# Given task
Leave the pictures out. Return all other data exactly.

# Listing
* begin *

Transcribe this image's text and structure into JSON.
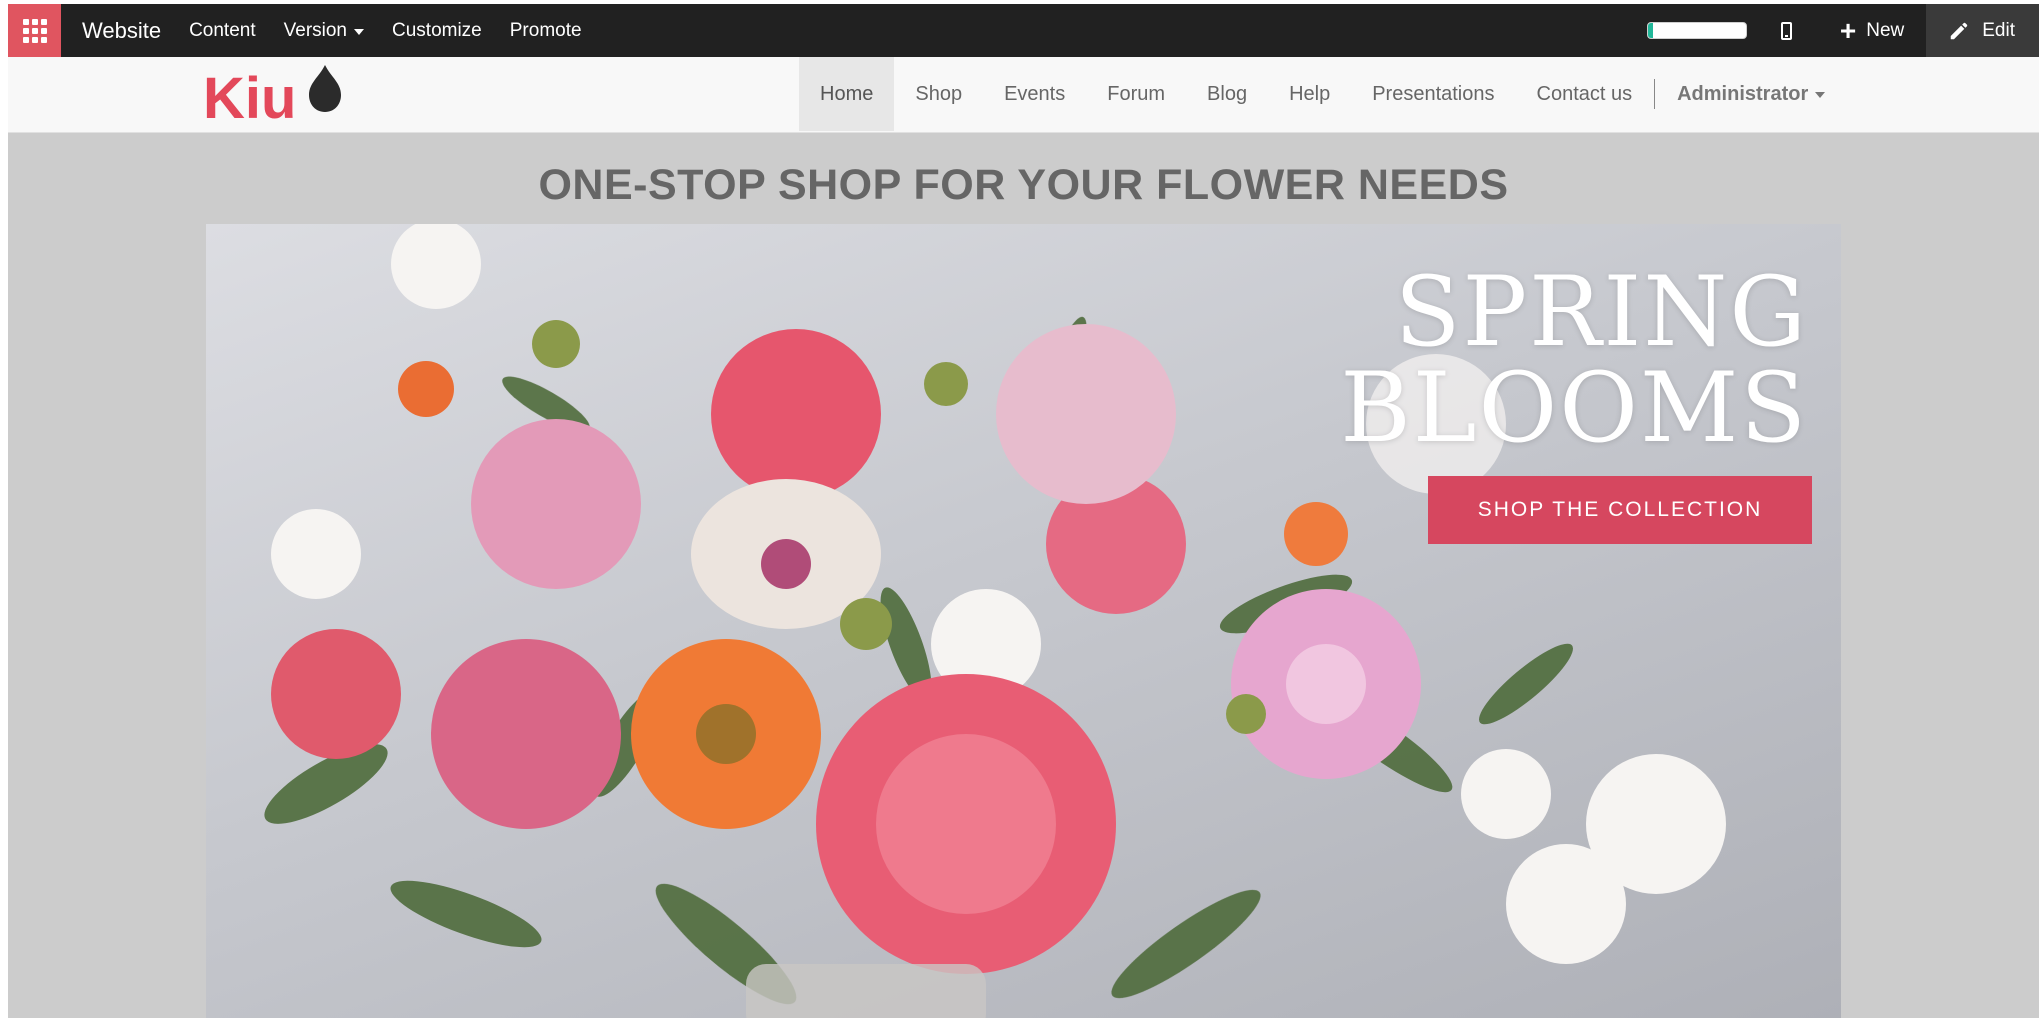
{
  "topbar": {
    "apps_icon": "grid-apps-icon",
    "brand": "Website",
    "menu": [
      "Content",
      "Version",
      "Customize",
      "Promote"
    ],
    "progress": 0.05,
    "progress_color": "#21b799",
    "new_label": "New",
    "edit_label": "Edit"
  },
  "navbar": {
    "logo_text": "Kiu",
    "links": [
      "Home",
      "Shop",
      "Events",
      "Forum",
      "Blog",
      "Help",
      "Presentations",
      "Contact us"
    ],
    "active": "Home",
    "user": "Administrator"
  },
  "main": {
    "headline": "ONE-STOP SHOP FOR YOUR FLOWER NEEDS",
    "hero": {
      "title_line1": "SPRING",
      "title_line2": "BLOOMS",
      "cta": "SHOP THE COLLECTION",
      "cta_color": "#d6475f"
    }
  },
  "colors": {
    "topbar_bg": "#212121",
    "apps_bg": "#e05560",
    "page_bg": "#cccccc",
    "navbar_bg": "#f8f8f8"
  }
}
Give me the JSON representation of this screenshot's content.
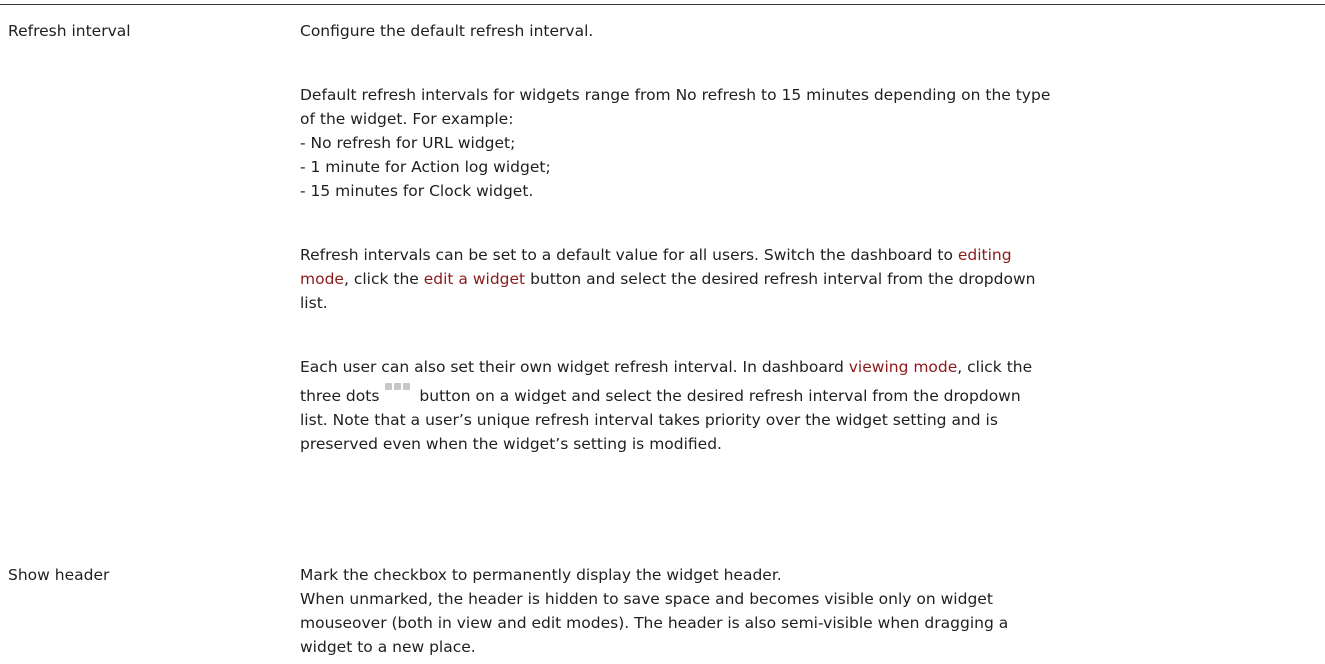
{
  "rows": [
    {
      "term": "Refresh interval",
      "intro": "Configure the default refresh interval.",
      "p2_line1": "Default refresh intervals for widgets range from No refresh to 15 minutes depending on the type",
      "p2_line2": "of the widget. For example:",
      "list": [
        "- No refresh for URL widget;",
        "- 1 minute for Action log widget;",
        "- 15 minutes for Clock widget."
      ],
      "p3_a": "Refresh intervals can be set to a default value for all users. Switch the dashboard to ",
      "p3_link1a": "editing",
      "p3_link1b": "mode",
      "p3_b": ", click the ",
      "p3_link2": "edit a widget",
      "p3_c": " button and select the desired refresh interval from the dropdown",
      "p3_d": "list.",
      "p4_a": "Each user can also set their own widget refresh interval. In dashboard ",
      "p4_link": "viewing mode",
      "p4_b": ", click the",
      "p4_c": "three dots",
      "p4_icon": "three-dots-icon",
      "p4_d": "button on a widget and select the desired refresh interval from the dropdown",
      "p4_e": "list. Note that a user’s unique refresh interval takes priority over the widget setting and is",
      "p4_f": "preserved even when the widget’s setting is modified."
    },
    {
      "term": "Show header",
      "line1": "Mark the checkbox to permanently display the widget header.",
      "line2": "When unmarked, the header is hidden to save space and becomes visible only on widget",
      "line3": "mouseover (both in view and edit modes). The header is also semi-visible when dragging a",
      "line4": "widget to a new place."
    }
  ],
  "colors": {
    "link": "#8b1a1a",
    "text": "#1f1f1f",
    "rule": "#3a3a3a",
    "icon": "#c7c7c7"
  }
}
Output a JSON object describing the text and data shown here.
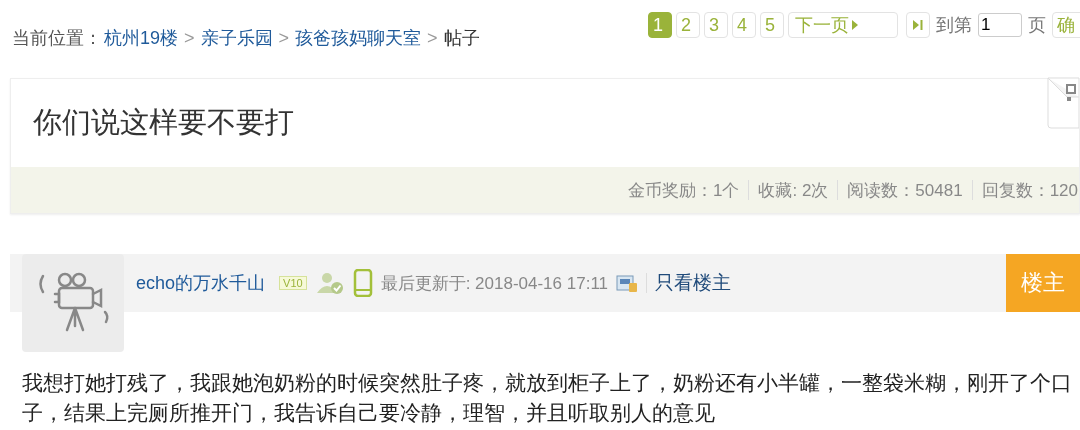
{
  "breadcrumb": [
    {
      "kind": "label",
      "text": "当前位置："
    },
    {
      "kind": "link",
      "text": "杭州19楼"
    },
    {
      "kind": "separator",
      "text": ">"
    },
    {
      "kind": "link",
      "text": "亲子乐园"
    },
    {
      "kind": "separator",
      "text": ">"
    },
    {
      "kind": "link",
      "text": "孩爸孩妈聊天室"
    },
    {
      "kind": "separator",
      "text": ">"
    },
    {
      "kind": "current",
      "text": "帖子"
    }
  ],
  "pager": {
    "pages": [
      {
        "label": "1",
        "selected": true
      },
      {
        "label": "2",
        "selected": false
      },
      {
        "label": "3",
        "selected": false
      },
      {
        "label": "4",
        "selected": false
      },
      {
        "label": "5",
        "selected": false
      }
    ],
    "next": "下一页",
    "goto_label": "到第",
    "page_input": "1",
    "page_unit": "页",
    "confirm": "确"
  },
  "post": {
    "title": "你们说这样要不要打",
    "stats": [
      "金币奖励：1个",
      "收藏: 2次",
      "阅读数：50481",
      "回复数：120"
    ]
  },
  "reply": {
    "author": "echo的万水千山",
    "level_badge": "V10",
    "updated": "最后更新于: 2018-04-16 17:11",
    "only_author": "只看楼主",
    "floor": "楼主",
    "body": "我想打她打残了，我跟她泡奶粉的时候突然肚子疼，就放到柜子上了，奶粉还有小半罐，一整袋米糊，刚开了个口子，结果上完厕所推开门，我告诉自己要冷静，理智，并且听取别人的意见"
  }
}
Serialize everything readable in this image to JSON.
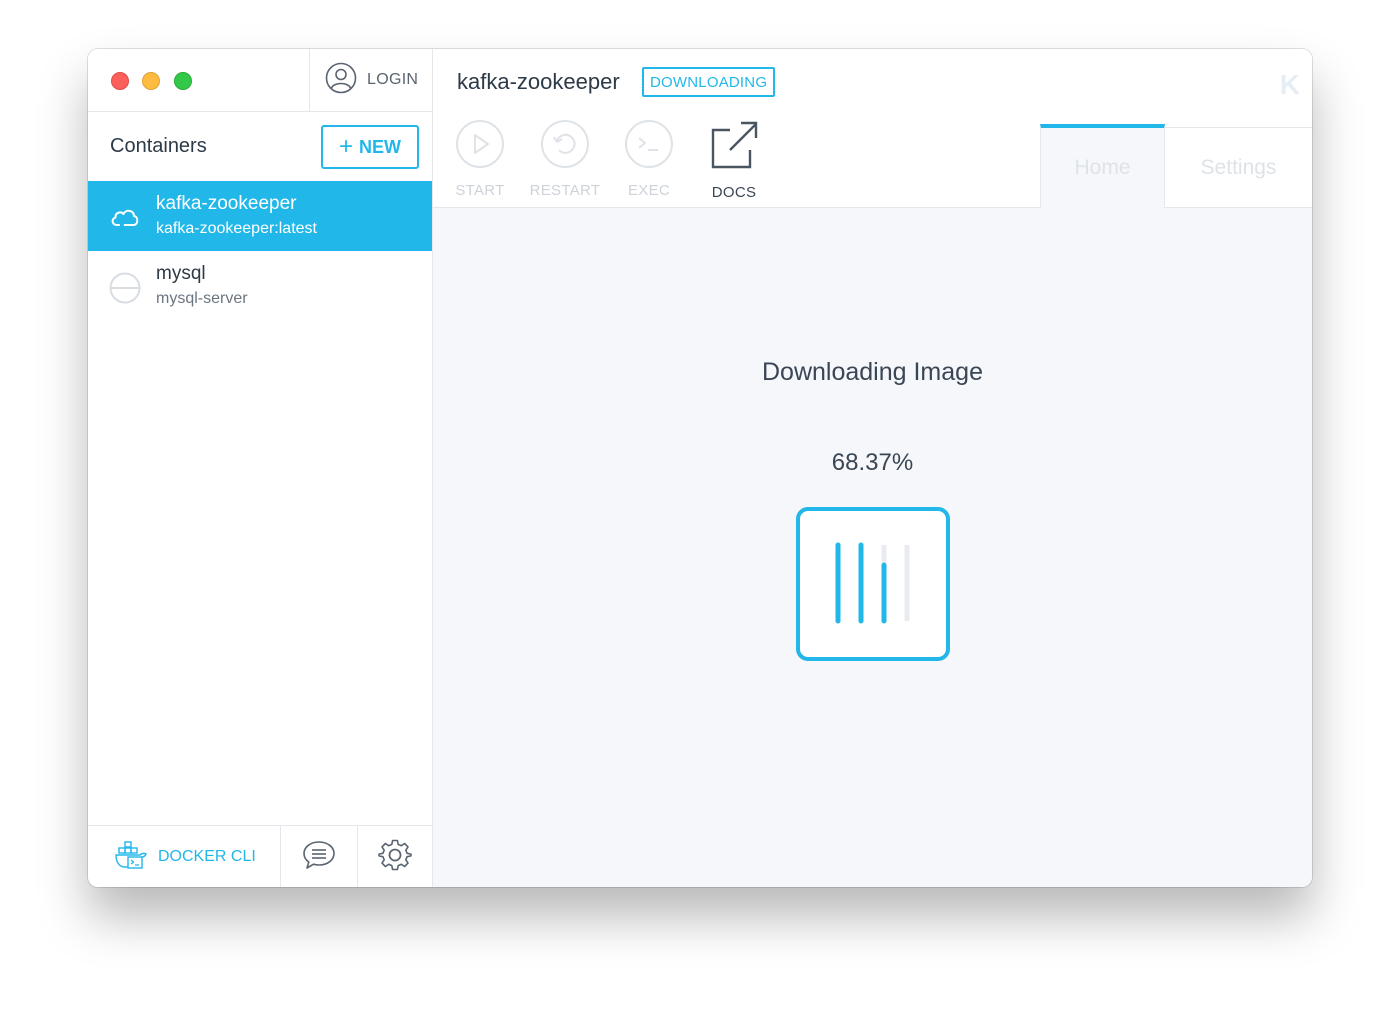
{
  "sidebar": {
    "login_label": "LOGIN",
    "heading": "Containers",
    "new_button": {
      "plus": "+",
      "label": "NEW"
    },
    "containers": [
      {
        "name": "kafka-zookeeper",
        "image": "kafka-zookeeper:latest",
        "state": "downloading",
        "icon": "cloud-icon",
        "selected": true
      },
      {
        "name": "mysql",
        "image": "mysql-server",
        "state": "stopped",
        "icon": "stopped-icon",
        "selected": false
      }
    ],
    "footer": {
      "docker_cli_label": "DOCKER CLI",
      "chat_icon": "chat-icon",
      "settings_icon": "gear-icon"
    }
  },
  "main": {
    "title": "kafka-zookeeper",
    "status_badge": "DOWNLOADING",
    "logo": "K",
    "actions": [
      {
        "label": "START",
        "icon": "play-icon",
        "enabled": false
      },
      {
        "label": "RESTART",
        "icon": "restart-icon",
        "enabled": false
      },
      {
        "label": "EXEC",
        "icon": "terminal-icon",
        "enabled": false
      },
      {
        "label": "DOCS",
        "icon": "external-link-icon",
        "enabled": true
      }
    ],
    "tabs": [
      {
        "label": "Home",
        "active": true
      },
      {
        "label": "Settings",
        "active": false
      }
    ],
    "download": {
      "title": "Downloading Image",
      "percent_text": "68.37%",
      "percent": 68.37
    }
  },
  "colors": {
    "accent": "#22b7e9",
    "text": "#2d3a47",
    "muted": "#cdd3d9",
    "content_bg": "#f6f7fa"
  }
}
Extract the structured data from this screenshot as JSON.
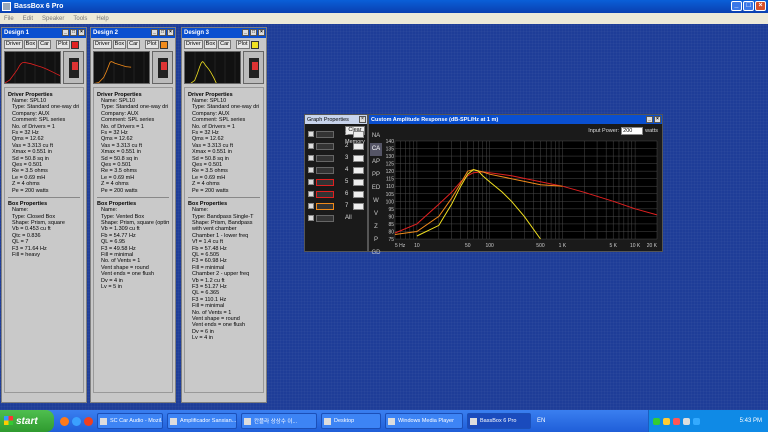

* end *

# Full solution
Transcribe this image's text and structure into JSON.
{
  "topbar": {
    "apps_icon": "grid-apps-icon",
    "brand": "Website",
    "menu": [
      "Content",
      "Version",
      "Customize",
      "Promote"
    ],
    "progress": 0.05,
    "progress_color": "#21b799",
    "new_label": "New",
    "edit_label": "Edit"
  },
  "navbar": {
    "logo_text": "Kiu",
    "links": [
      "Home",
      "Shop",
      "Events",
      "Forum",
      "Blog",
      "Help",
      "Presentations",
      "Contact us"
    ],
    "active": "Home",
    "user": "Administrator"
  },
  "main": {
    "headline": "ONE-STOP SHOP FOR YOUR FLOWER NEEDS",
    "hero": {
      "title_line1": "SPRING",
      "title_line2": "BLOOMS",
      "cta": "SHOP THE COLLECTION",
      "cta_color": "#d6475f"
    }
  },
  "colors": {
    "topbar_bg": "#212121",
    "apps_bg": "#e05560",
    "page_bg": "#cccccc",
    "navbar_bg": "#f8f8f8"
  }
}
Give me the JSON representation of this screenshot's content.
{
  "rows": [
    {
      "term": "Refresh interval",
      "intro": "Configure the default refresh interval.",
      "p2_line1": "Default refresh intervals for widgets range from No refresh to 15 minutes depending on the type",
      "p2_line2": "of the widget. For example:",
      "list": [
        "- No refresh for URL widget;",
        "- 1 minute for Action log widget;",
        "- 15 minutes for Clock widget."
      ],
      "p3_a": "Refresh intervals can be set to a default value for all users. Switch the dashboard to ",
      "p3_link1a": "editing",
      "p3_link1b": "mode",
      "p3_b": ", click the ",
      "p3_link2": "edit a widget",
      "p3_c": " button and select the desired refresh interval from the dropdown",
      "p3_d": "list.",
      "p4_a": "Each user can also set their own widget refresh interval. In dashboard ",
      "p4_link": "viewing mode",
      "p4_b": ", click the",
      "p4_c": "three dots",
      "p4_icon": "three-dots-icon",
      "p4_d": "button on a widget and select the desired refresh interval from the dropdown",
      "p4_e": "list. Note that a user’s unique refresh interval takes priority over the widget setting and is",
      "p4_f": "preserved even when the widget’s setting is modified."
    },
    {
      "term": "Show header",
      "line1": "Mark the checkbox to permanently display the widget header.",
      "line2": "When unmarked, the header is hidden to save space and becomes visible only on widget",
      "line3": "mouseover (both in view and edit modes). The header is also semi-visible when dragging a",
      "line4": "widget to a new place."
    }
  ],
  "colors": {
    "link": "#8b1a1a",
    "text": "#1f1f1f",
    "rule": "#3a3a3a",
    "icon": "#c7c7c7"
  }
}
Output a JSON object describing the text and data shown here.
{
  "breadcrumb": [
    {
      "kind": "label",
      "text": "当前位置："
    },
    {
      "kind": "link",
      "text": "杭州19楼"
    },
    {
      "kind": "separator",
      "text": ">"
    },
    {
      "kind": "link",
      "text": "亲子乐园"
    },
    {
      "kind": "separator",
      "text": ">"
    },
    {
      "kind": "link",
      "text": "孩爸孩妈聊天室"
    },
    {
      "kind": "separator",
      "text": ">"
    },
    {
      "kind": "current",
      "text": "帖子"
    }
  ],
  "pager": {
    "pages": [
      {
        "label": "1",
        "selected": true
      },
      {
        "label": "2",
        "selected": false
      },
      {
        "label": "3",
        "selected": false
      },
      {
        "label": "4",
        "selected": false
      },
      {
        "label": "5",
        "selected": false
      }
    ],
    "next": "下一页",
    "goto_label": "到第",
    "page_input": "1",
    "page_unit": "页",
    "confirm": "确"
  },
  "post": {
    "title": "你们说这样要不要打",
    "stats": [
      "金币奖励：1个",
      "收藏: 2次",
      "阅读数：50481",
      "回复数：120"
    ]
  },
  "reply": {
    "author": "echo的万水千山",
    "level_badge": "V10",
    "updated": "最后更新于: 2018-04-16 17:11",
    "only_author": "只看楼主",
    "floor": "楼主",
    "body": "我想打她打残了，我跟她泡奶粉的时候突然肚子疼，就放到柜子上了，奶粉还有小半罐，一整袋米糊，刚开了个口子，结果上完厕所推开门，我告诉自己要冷静，理智，并且听取别人的意见"
  }
}
Serialize everything readable in this image to JSON.
{
  "sidebar": {
    "login_label": "LOGIN",
    "heading": "Containers",
    "new_button": {
      "plus": "+",
      "label": "NEW"
    },
    "containers": [
      {
        "name": "kafka-zookeeper",
        "image": "kafka-zookeeper:latest",
        "state": "downloading",
        "icon": "cloud-icon",
        "selected": true
      },
      {
        "name": "mysql",
        "image": "mysql-server",
        "state": "stopped",
        "icon": "stopped-icon",
        "selected": false
      }
    ],
    "footer": {
      "docker_cli_label": "DOCKER CLI",
      "chat_icon": "chat-icon",
      "settings_icon": "gear-icon"
    }
  },
  "main": {
    "title": "kafka-zookeeper",
    "status_badge": "DOWNLOADING",
    "logo": "K",
    "actions": [
      {
        "label": "START",
        "icon": "play-icon",
        "enabled": false
      },
      {
        "label": "RESTART",
        "icon": "restart-icon",
        "enabled": false
      },
      {
        "label": "EXEC",
        "icon": "terminal-icon",
        "enabled": false
      },
      {
        "label": "DOCS",
        "icon": "external-link-icon",
        "enabled": true
      }
    ],
    "tabs": [
      {
        "label": "Home",
        "active": true
      },
      {
        "label": "Settings",
        "active": false
      }
    ],
    "download": {
      "title": "Downloading Image",
      "percent_text": "68.37%",
      "percent": 68.37
    }
  },
  "colors": {
    "accent": "#22b7e9",
    "text": "#2d3a47",
    "muted": "#cdd3d9",
    "content_bg": "#f6f7fa"
  }
}
Extract the structured data from this screenshot as JSON.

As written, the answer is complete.